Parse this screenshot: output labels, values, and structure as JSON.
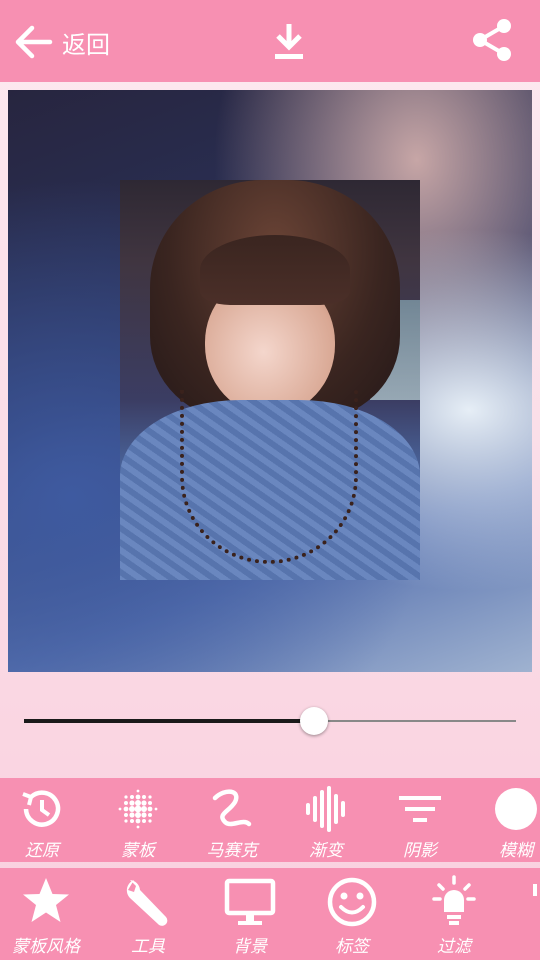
{
  "header": {
    "back_label": "返回",
    "back_icon": "arrow-left-icon",
    "download_icon": "download-icon",
    "share_icon": "share-icon"
  },
  "slider": {
    "value": 0.59
  },
  "effects_toolbar": {
    "items": [
      {
        "label": "还原",
        "icon": "history-icon"
      },
      {
        "label": "蒙板",
        "icon": "dot-grid-icon"
      },
      {
        "label": "马赛克",
        "icon": "squiggle-icon"
      },
      {
        "label": "渐变",
        "icon": "sound-wave-icon"
      },
      {
        "label": "阴影",
        "icon": "filter-lines-icon"
      },
      {
        "label": "模糊",
        "icon": "circle-icon"
      }
    ]
  },
  "main_toolbar": {
    "items": [
      {
        "label": "蒙板风格",
        "icon": "star-icon"
      },
      {
        "label": "工具",
        "icon": "wrench-icon"
      },
      {
        "label": "背景",
        "icon": "monitor-icon"
      },
      {
        "label": "标签",
        "icon": "smiley-icon"
      },
      {
        "label": "过滤",
        "icon": "lightbulb-icon"
      }
    ]
  },
  "colors": {
    "accent": "#f790b2",
    "background": "#fde9f0"
  }
}
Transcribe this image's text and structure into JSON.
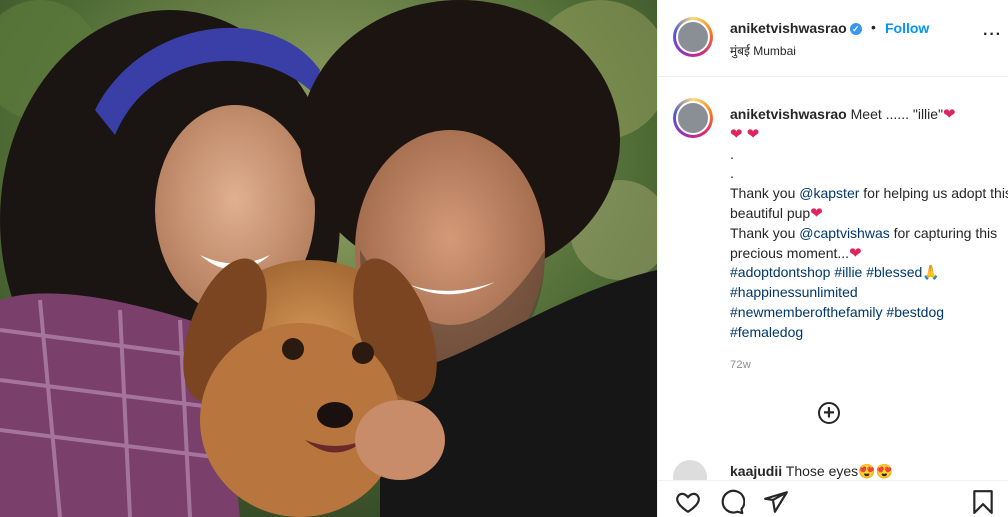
{
  "photo": {
    "alt": "",
    "watermark": ""
  },
  "post": {
    "username": "aniketvishwasrao",
    "verified_mark": "✓",
    "separator": "•",
    "follow_label": "Follow",
    "location": "मुंबई Mumbai",
    "more_label": "···"
  },
  "caption": {
    "username": "aniketvishwasrao",
    "line1": " Meet ...... \"illie\"",
    "hearts": "❤ ❤",
    "dot1": ".",
    "dot2": ".",
    "thank1_a": "Thank you ",
    "mention1": "@kapster",
    "thank1_b": " for helping us adopt this beautiful pup",
    "thank2_a": "Thank you ",
    "mention2": "@captvishwas",
    "thank2_b": " for capturing this precious moment...",
    "heart_single": "❤",
    "tag1": "#adoptdontshop",
    "tag2": "#illie",
    "tag3": "#blessed",
    "pray": "🙏",
    "tag4": "#happinessunlimited",
    "tag5": "#newmemberofthefamily",
    "tag6": "#bestdog",
    "tag7": "#femaledog",
    "time": "72w"
  },
  "load_more_icon": "+",
  "comment": {
    "username": "kaajudii",
    "text": " Those eyes",
    "emoji": "😍😍"
  },
  "actions": {
    "like": "heart-outline-icon",
    "comment": "comment-bubble-icon",
    "share": "paper-plane-icon",
    "save": "bookmark-icon"
  },
  "colors": {
    "link": "#00376b",
    "follow": "#0095f6",
    "heart": "#e0245e",
    "meta": "#8e8e8e"
  }
}
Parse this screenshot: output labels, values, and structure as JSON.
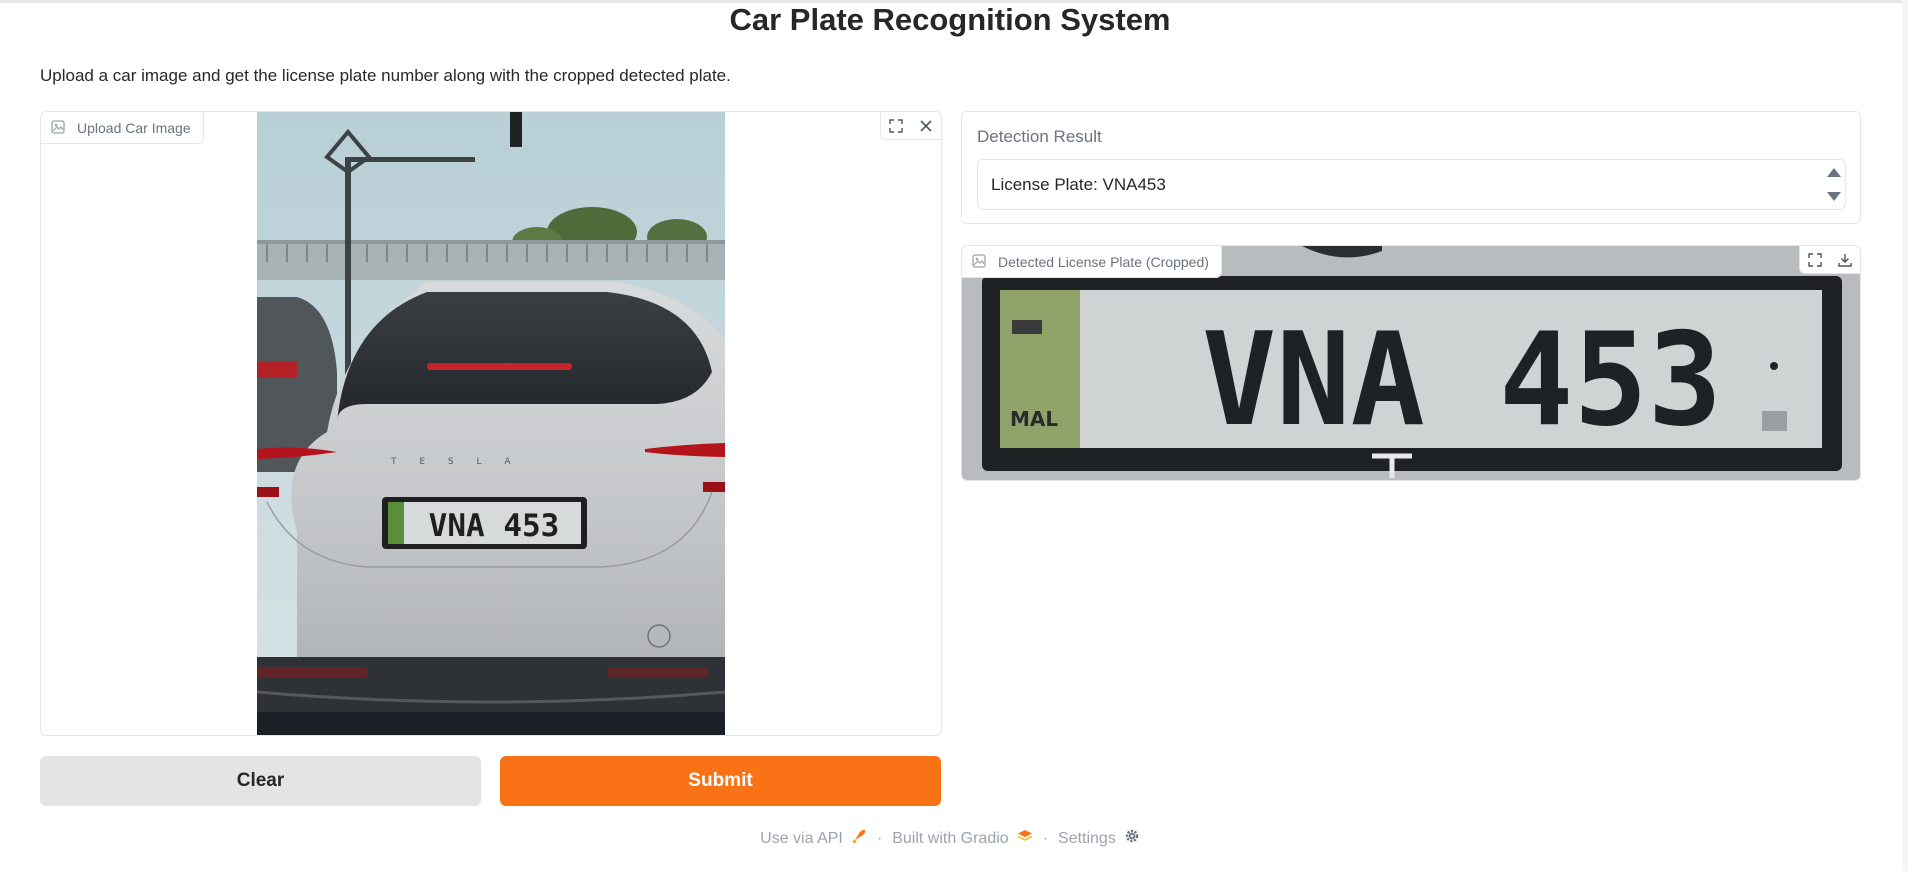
{
  "page": {
    "title": "Car Plate Recognition System",
    "description": "Upload a car image and get the license plate number along with the cropped detected plate."
  },
  "upload": {
    "label": "Upload Car Image",
    "image_alt": "Rear view of a silver Tesla with plate VNA 453",
    "car_plate_text": "VNA 453",
    "car_badge_text": "T E S L A"
  },
  "result": {
    "label": "Detection Result",
    "value": "License Plate: VNA453"
  },
  "cropped": {
    "label": "Detected License Plate (Cropped)",
    "plate_text": "VNA 453",
    "sticker_text": "MAL"
  },
  "buttons": {
    "clear": "Clear",
    "submit": "Submit"
  },
  "footer": {
    "api": "Use via API",
    "built": "Built with Gradio",
    "settings": "Settings",
    "separator": "·"
  },
  "colors": {
    "primary": "#f97316",
    "secondary": "#e4e4e7",
    "border": "#e5e7eb",
    "muted_text": "#6b7280"
  }
}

◆ ◆ ◆ ◆ ◆

> GOAL OF THE EXERCISE
Set down the complete material exactly, but do not include the images.

> RIGHT ANSWER
Parse this screenshot: output labels, values, and structure as JSON.
{
  "header": {
    "back_label": "返回",
    "back_icon": "arrow-left-icon",
    "download_icon": "download-icon",
    "share_icon": "share-icon"
  },
  "slider": {
    "value": 0.59
  },
  "effects_toolbar": {
    "items": [
      {
        "label": "还原",
        "icon": "history-icon"
      },
      {
        "label": "蒙板",
        "icon": "dot-grid-icon"
      },
      {
        "label": "马赛克",
        "icon": "squiggle-icon"
      },
      {
        "label": "渐变",
        "icon": "sound-wave-icon"
      },
      {
        "label": "阴影",
        "icon": "filter-lines-icon"
      },
      {
        "label": "模糊",
        "icon": "circle-icon"
      }
    ]
  },
  "main_toolbar": {
    "items": [
      {
        "label": "蒙板风格",
        "icon": "star-icon"
      },
      {
        "label": "工具",
        "icon": "wrench-icon"
      },
      {
        "label": "背景",
        "icon": "monitor-icon"
      },
      {
        "label": "标签",
        "icon": "smiley-icon"
      },
      {
        "label": "过滤",
        "icon": "lightbulb-icon"
      }
    ]
  },
  "colors": {
    "accent": "#f790b2",
    "background": "#fde9f0"
  }
}
Transcribe this image's text and structure into JSON.
{
  "photo": {
    "alt": "",
    "watermark": ""
  },
  "post": {
    "username": "aniketvishwasrao",
    "verified_mark": "✓",
    "separator": "•",
    "follow_label": "Follow",
    "location": "मुंबई Mumbai",
    "more_label": "···"
  },
  "caption": {
    "username": "aniketvishwasrao",
    "line1": " Meet ...... \"illie\"",
    "hearts": "❤ ❤",
    "dot1": ".",
    "dot2": ".",
    "thank1_a": "Thank you ",
    "mention1": "@kapster",
    "thank1_b": " for helping us adopt this beautiful pup",
    "thank2_a": "Thank you ",
    "mention2": "@captvishwas",
    "thank2_b": " for capturing this precious moment...",
    "heart_single": "❤",
    "tag1": "#adoptdontshop",
    "tag2": "#illie",
    "tag3": "#blessed",
    "pray": "🙏",
    "tag4": "#happinessunlimited",
    "tag5": "#newmemberofthefamily",
    "tag6": "#bestdog",
    "tag7": "#femaledog",
    "time": "72w"
  },
  "load_more_icon": "+",
  "comment": {
    "username": "kaajudii",
    "text": " Those eyes",
    "emoji": "😍😍"
  },
  "actions": {
    "like": "heart-outline-icon",
    "comment": "comment-bubble-icon",
    "share": "paper-plane-icon",
    "save": "bookmark-icon"
  },
  "colors": {
    "link": "#00376b",
    "follow": "#0095f6",
    "heart": "#e0245e",
    "meta": "#8e8e8e"
  }
}
Parse this screenshot: output labels, values, and structure as JSON.
{
  "page": {
    "title": "Car Plate Recognition System",
    "description": "Upload a car image and get the license plate number along with the cropped detected plate."
  },
  "upload": {
    "label": "Upload Car Image",
    "image_alt": "Rear view of a silver Tesla with plate VNA 453",
    "car_plate_text": "VNA 453",
    "car_badge_text": "T E S L A"
  },
  "result": {
    "label": "Detection Result",
    "value": "License Plate: VNA453"
  },
  "cropped": {
    "label": "Detected License Plate (Cropped)",
    "plate_text": "VNA 453",
    "sticker_text": "MAL"
  },
  "buttons": {
    "clear": "Clear",
    "submit": "Submit"
  },
  "footer": {
    "api": "Use via API",
    "built": "Built with Gradio",
    "settings": "Settings",
    "separator": "·"
  },
  "colors": {
    "primary": "#f97316",
    "secondary": "#e4e4e7",
    "border": "#e5e7eb",
    "muted_text": "#6b7280"
  }
}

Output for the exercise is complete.